[Extracted data start]
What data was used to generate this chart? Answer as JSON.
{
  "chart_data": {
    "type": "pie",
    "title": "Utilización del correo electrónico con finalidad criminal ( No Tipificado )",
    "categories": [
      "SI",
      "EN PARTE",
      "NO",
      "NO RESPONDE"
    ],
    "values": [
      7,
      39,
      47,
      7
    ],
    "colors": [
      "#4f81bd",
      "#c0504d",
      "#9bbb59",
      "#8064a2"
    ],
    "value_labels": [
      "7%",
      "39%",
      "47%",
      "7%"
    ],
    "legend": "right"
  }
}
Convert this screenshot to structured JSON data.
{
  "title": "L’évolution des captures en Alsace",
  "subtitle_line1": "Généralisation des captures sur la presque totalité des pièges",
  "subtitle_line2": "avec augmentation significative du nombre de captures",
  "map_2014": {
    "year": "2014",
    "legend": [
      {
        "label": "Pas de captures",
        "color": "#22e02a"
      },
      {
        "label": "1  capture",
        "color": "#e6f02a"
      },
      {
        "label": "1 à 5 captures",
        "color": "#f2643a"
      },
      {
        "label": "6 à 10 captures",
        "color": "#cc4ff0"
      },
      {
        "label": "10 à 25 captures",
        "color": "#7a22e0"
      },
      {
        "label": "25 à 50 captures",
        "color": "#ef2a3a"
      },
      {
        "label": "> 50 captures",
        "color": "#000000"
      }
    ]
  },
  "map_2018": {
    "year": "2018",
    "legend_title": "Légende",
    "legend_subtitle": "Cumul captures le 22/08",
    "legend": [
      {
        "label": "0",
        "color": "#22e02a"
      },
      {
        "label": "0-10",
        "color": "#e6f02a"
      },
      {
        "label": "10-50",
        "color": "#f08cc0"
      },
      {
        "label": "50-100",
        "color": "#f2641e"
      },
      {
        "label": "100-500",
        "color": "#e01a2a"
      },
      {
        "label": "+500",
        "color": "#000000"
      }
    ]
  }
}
[Extracted data end]
■ What is needed: Send back each record exactly as it stands.

■ The response:
What data was used to generate this chart? Answer as JSON.
{
  "chart_data": {
    "type": "pie",
    "title": "Utilización del correo electrónico con finalidad criminal ( No Tipificado )",
    "categories": [
      "SI",
      "EN PARTE",
      "NO",
      "NO RESPONDE"
    ],
    "values": [
      7,
      39,
      47,
      7
    ],
    "colors": [
      "#4f81bd",
      "#c0504d",
      "#9bbb59",
      "#8064a2"
    ],
    "value_labels": [
      "7%",
      "39%",
      "47%",
      "7%"
    ],
    "legend": "right"
  }
}
Convert this screenshot to structured JSON data.
{
  "title": "L’évolution des captures en Alsace",
  "subtitle_line1": "Généralisation des captures sur la presque totalité des pièges",
  "subtitle_line2": "avec augmentation significative du nombre de captures",
  "map_2014": {
    "year": "2014",
    "legend": [
      {
        "label": "Pas de captures",
        "color": "#22e02a"
      },
      {
        "label": "1  capture",
        "color": "#e6f02a"
      },
      {
        "label": "1 à 5 captures",
        "color": "#f2643a"
      },
      {
        "label": "6 à 10 captures",
        "color": "#cc4ff0"
      },
      {
        "label": "10 à 25 captures",
        "color": "#7a22e0"
      },
      {
        "label": "25 à 50 captures",
        "color": "#ef2a3a"
      },
      {
        "label": "> 50 captures",
        "color": "#000000"
      }
    ]
  },
  "map_2018": {
    "year": "2018",
    "legend_title": "Légende",
    "legend_subtitle": "Cumul captures le 22/08",
    "legend": [
      {
        "label": "0",
        "color": "#22e02a"
      },
      {
        "label": "0-10",
        "color": "#e6f02a"
      },
      {
        "label": "10-50",
        "color": "#f08cc0"
      },
      {
        "label": "50-100",
        "color": "#f2641e"
      },
      {
        "label": "100-500",
        "color": "#e01a2a"
      },
      {
        "label": "+500",
        "color": "#000000"
      }
    ]
  }
}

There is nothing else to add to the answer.